§ To do
Find every line in the records that holds the string "this". Copy each one.

Items from a data source
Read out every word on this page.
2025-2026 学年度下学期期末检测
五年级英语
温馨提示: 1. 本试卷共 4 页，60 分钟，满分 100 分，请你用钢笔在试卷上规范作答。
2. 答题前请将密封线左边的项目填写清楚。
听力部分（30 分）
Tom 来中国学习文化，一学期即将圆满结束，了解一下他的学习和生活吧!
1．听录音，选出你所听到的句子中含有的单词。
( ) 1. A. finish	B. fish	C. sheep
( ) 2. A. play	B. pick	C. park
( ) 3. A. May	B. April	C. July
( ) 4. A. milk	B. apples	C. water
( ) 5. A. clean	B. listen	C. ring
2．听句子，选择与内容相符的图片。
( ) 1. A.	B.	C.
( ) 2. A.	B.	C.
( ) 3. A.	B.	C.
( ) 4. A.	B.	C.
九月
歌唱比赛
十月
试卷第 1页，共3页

* * *

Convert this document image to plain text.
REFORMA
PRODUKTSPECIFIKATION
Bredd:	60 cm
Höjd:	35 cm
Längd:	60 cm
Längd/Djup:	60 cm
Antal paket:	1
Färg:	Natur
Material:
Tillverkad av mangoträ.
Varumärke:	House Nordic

§ Result of the exercise
Read out every word on this page.
Convert this document image to plain text.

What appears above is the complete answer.